Each record is to be printed again precisely as it reads.

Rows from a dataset
(begin)
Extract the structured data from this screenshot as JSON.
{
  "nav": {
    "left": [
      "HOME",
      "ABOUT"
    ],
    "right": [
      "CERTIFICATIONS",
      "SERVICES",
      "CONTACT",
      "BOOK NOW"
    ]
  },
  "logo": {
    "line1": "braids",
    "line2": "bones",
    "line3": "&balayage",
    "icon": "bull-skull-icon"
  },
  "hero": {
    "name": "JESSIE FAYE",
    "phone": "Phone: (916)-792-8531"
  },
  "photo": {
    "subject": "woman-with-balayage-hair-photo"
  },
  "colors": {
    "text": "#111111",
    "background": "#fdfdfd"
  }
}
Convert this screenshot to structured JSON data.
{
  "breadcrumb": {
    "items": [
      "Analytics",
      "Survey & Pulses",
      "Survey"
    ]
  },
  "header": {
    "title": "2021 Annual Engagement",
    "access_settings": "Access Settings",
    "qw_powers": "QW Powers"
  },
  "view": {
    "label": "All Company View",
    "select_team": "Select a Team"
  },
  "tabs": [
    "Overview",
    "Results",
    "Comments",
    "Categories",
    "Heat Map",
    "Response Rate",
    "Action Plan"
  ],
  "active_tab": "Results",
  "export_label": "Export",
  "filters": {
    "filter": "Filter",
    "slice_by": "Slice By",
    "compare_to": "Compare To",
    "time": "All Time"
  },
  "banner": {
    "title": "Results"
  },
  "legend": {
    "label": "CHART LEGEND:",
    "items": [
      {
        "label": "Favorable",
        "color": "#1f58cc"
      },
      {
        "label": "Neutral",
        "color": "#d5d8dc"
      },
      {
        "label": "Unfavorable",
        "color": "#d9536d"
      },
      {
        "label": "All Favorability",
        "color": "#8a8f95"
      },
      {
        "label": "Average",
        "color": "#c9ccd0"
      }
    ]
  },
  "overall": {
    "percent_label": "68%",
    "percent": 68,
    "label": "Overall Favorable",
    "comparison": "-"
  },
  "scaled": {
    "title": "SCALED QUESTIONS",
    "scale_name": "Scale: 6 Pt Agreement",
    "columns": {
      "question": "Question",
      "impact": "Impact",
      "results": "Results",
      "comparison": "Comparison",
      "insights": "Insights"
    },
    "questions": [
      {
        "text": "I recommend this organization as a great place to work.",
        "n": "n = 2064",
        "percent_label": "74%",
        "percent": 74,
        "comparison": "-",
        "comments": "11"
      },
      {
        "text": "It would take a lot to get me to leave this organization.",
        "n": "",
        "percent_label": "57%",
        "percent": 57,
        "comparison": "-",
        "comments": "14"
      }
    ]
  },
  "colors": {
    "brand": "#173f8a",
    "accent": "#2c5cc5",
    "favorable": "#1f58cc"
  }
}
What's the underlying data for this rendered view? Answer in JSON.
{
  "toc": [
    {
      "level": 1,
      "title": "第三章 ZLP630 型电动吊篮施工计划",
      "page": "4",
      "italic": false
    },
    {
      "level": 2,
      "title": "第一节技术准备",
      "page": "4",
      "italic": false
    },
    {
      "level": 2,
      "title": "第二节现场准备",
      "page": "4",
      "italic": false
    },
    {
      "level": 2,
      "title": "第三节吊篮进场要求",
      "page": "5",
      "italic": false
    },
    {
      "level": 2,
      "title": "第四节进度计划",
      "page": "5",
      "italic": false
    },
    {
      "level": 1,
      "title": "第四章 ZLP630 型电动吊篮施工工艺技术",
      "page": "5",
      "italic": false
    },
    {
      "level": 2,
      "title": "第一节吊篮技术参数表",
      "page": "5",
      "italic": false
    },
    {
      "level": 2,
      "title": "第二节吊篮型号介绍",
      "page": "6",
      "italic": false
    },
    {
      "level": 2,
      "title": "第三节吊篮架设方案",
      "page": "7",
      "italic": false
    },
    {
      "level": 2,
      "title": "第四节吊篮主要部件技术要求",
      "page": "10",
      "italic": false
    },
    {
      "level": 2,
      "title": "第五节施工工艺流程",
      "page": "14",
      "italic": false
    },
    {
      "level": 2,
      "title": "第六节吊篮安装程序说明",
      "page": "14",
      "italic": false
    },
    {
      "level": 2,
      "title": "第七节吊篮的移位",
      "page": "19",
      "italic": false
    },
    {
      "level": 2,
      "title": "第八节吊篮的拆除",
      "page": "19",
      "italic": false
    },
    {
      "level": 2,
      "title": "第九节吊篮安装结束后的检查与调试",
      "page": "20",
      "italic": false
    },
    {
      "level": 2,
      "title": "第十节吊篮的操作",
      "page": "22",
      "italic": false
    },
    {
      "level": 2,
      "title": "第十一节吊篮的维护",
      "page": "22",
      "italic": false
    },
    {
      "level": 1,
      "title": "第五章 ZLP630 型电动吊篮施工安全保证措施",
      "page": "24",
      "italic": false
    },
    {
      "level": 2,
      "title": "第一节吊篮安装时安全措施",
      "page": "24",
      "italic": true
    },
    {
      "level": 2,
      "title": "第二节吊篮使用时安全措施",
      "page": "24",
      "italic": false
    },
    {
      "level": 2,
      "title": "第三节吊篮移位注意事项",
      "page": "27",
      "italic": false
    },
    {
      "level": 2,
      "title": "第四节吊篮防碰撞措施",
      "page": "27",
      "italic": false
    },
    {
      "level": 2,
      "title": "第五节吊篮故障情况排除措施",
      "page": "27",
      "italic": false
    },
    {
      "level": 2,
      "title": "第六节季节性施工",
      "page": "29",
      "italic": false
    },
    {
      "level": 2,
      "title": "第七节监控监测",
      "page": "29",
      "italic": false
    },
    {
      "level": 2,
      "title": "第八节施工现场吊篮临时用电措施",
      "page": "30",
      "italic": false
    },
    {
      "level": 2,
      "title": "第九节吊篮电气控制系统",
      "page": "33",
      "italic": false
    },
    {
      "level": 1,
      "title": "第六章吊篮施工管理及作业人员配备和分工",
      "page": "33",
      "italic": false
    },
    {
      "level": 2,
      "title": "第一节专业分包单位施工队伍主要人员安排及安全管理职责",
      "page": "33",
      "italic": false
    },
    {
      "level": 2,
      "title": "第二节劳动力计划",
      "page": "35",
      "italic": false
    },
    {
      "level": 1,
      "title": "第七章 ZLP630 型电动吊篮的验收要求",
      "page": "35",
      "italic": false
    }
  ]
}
(end)
> **Exercise solution**
Extract the structured data from this screenshot as JSON.
{
  "nav": {
    "left": [
      "HOME",
      "ABOUT"
    ],
    "right": [
      "CERTIFICATIONS",
      "SERVICES",
      "CONTACT",
      "BOOK NOW"
    ]
  },
  "logo": {
    "line1": "braids",
    "line2": "bones",
    "line3": "&balayage",
    "icon": "bull-skull-icon"
  },
  "hero": {
    "name": "JESSIE FAYE",
    "phone": "Phone: (916)-792-8531"
  },
  "photo": {
    "subject": "woman-with-balayage-hair-photo"
  },
  "colors": {
    "text": "#111111",
    "background": "#fdfdfd"
  }
}
Convert this screenshot to structured JSON data.
{
  "breadcrumb": {
    "items": [
      "Analytics",
      "Survey & Pulses",
      "Survey"
    ]
  },
  "header": {
    "title": "2021 Annual Engagement",
    "access_settings": "Access Settings",
    "qw_powers": "QW Powers"
  },
  "view": {
    "label": "All Company View",
    "select_team": "Select a Team"
  },
  "tabs": [
    "Overview",
    "Results",
    "Comments",
    "Categories",
    "Heat Map",
    "Response Rate",
    "Action Plan"
  ],
  "active_tab": "Results",
  "export_label": "Export",
  "filters": {
    "filter": "Filter",
    "slice_by": "Slice By",
    "compare_to": "Compare To",
    "time": "All Time"
  },
  "banner": {
    "title": "Results"
  },
  "legend": {
    "label": "CHART LEGEND:",
    "items": [
      {
        "label": "Favorable",
        "color": "#1f58cc"
      },
      {
        "label": "Neutral",
        "color": "#d5d8dc"
      },
      {
        "label": "Unfavorable",
        "color": "#d9536d"
      },
      {
        "label": "All Favorability",
        "color": "#8a8f95"
      },
      {
        "label": "Average",
        "color": "#c9ccd0"
      }
    ]
  },
  "overall": {
    "percent_label": "68%",
    "percent": 68,
    "label": "Overall Favorable",
    "comparison": "-"
  },
  "scaled": {
    "title": "SCALED QUESTIONS",
    "scale_name": "Scale: 6 Pt Agreement",
    "columns": {
      "question": "Question",
      "impact": "Impact",
      "results": "Results",
      "comparison": "Comparison",
      "insights": "Insights"
    },
    "questions": [
      {
        "text": "I recommend this organization as a great place to work.",
        "n": "n = 2064",
        "percent_label": "74%",
        "percent": 74,
        "comparison": "-",
        "comments": "11"
      },
      {
        "text": "It would take a lot to get me to leave this organization.",
        "n": "",
        "percent_label": "57%",
        "percent": 57,
        "comparison": "-",
        "comments": "14"
      }
    ]
  },
  "colors": {
    "brand": "#173f8a",
    "accent": "#2c5cc5",
    "favorable": "#1f58cc"
  }
}
What's the underlying data for this rendered view? Answer in JSON.
{
  "toc": [
    {
      "level": 1,
      "title": "第三章 ZLP630 型电动吊篮施工计划",
      "page": "4",
      "italic": false
    },
    {
      "level": 2,
      "title": "第一节技术准备",
      "page": "4",
      "italic": false
    },
    {
      "level": 2,
      "title": "第二节现场准备",
      "page": "4",
      "italic": false
    },
    {
      "level": 2,
      "title": "第三节吊篮进场要求",
      "page": "5",
      "italic": false
    },
    {
      "level": 2,
      "title": "第四节进度计划",
      "page": "5",
      "italic": false
    },
    {
      "level": 1,
      "title": "第四章 ZLP630 型电动吊篮施工工艺技术",
      "page": "5",
      "italic": false
    },
    {
      "level": 2,
      "title": "第一节吊篮技术参数表",
      "page": "5",
      "italic": false
    },
    {
      "level": 2,
      "title": "第二节吊篮型号介绍",
      "page": "6",
      "italic": false
    },
    {
      "level": 2,
      "title": "第三节吊篮架设方案",
      "page": "7",
      "italic": false
    },
    {
      "level": 2,
      "title": "第四节吊篮主要部件技术要求",
      "page": "10",
      "italic": false
    },
    {
      "level": 2,
      "title": "第五节施工工艺流程",
      "page": "14",
      "italic": false
    },
    {
      "level": 2,
      "title": "第六节吊篮安装程序说明",
      "page": "14",
      "italic": false
    },
    {
      "level": 2,
      "title": "第七节吊篮的移位",
      "page": "19",
      "italic": false
    },
    {
      "level": 2,
      "title": "第八节吊篮的拆除",
      "page": "19",
      "italic": false
    },
    {
      "level": 2,
      "title": "第九节吊篮安装结束后的检查与调试",
      "page": "20",
      "italic": false
    },
    {
      "level": 2,
      "title": "第十节吊篮的操作",
      "page": "22",
      "italic": false
    },
    {
      "level": 2,
      "title": "第十一节吊篮的维护",
      "page": "22",
      "italic": false
    },
    {
      "level": 1,
      "title": "第五章 ZLP630 型电动吊篮施工安全保证措施",
      "page": "24",
      "italic": false
    },
    {
      "level": 2,
      "title": "第一节吊篮安装时安全措施",
      "page": "24",
      "italic": true
    },
    {
      "level": 2,
      "title": "第二节吊篮使用时安全措施",
      "page": "24",
      "italic": false
    },
    {
      "level": 2,
      "title": "第三节吊篮移位注意事项",
      "page": "27",
      "italic": false
    },
    {
      "level": 2,
      "title": "第四节吊篮防碰撞措施",
      "page": "27",
      "italic": false
    },
    {
      "level": 2,
      "title": "第五节吊篮故障情况排除措施",
      "page": "27",
      "italic": false
    },
    {
      "level": 2,
      "title": "第六节季节性施工",
      "page": "29",
      "italic": false
    },
    {
      "level": 2,
      "title": "第七节监控监测",
      "page": "29",
      "italic": false
    },
    {
      "level": 2,
      "title": "第八节施工现场吊篮临时用电措施",
      "page": "30",
      "italic": false
    },
    {
      "level": 2,
      "title": "第九节吊篮电气控制系统",
      "page": "33",
      "italic": false
    },
    {
      "level": 1,
      "title": "第六章吊篮施工管理及作业人员配备和分工",
      "page": "33",
      "italic": false
    },
    {
      "level": 2,
      "title": "第一节专业分包单位施工队伍主要人员安排及安全管理职责",
      "page": "33",
      "italic": false
    },
    {
      "level": 2,
      "title": "第二节劳动力计划",
      "page": "35",
      "italic": false
    },
    {
      "level": 1,
      "title": "第七章 ZLP630 型电动吊篮的验收要求",
      "page": "35",
      "italic": false
    }
  ]
}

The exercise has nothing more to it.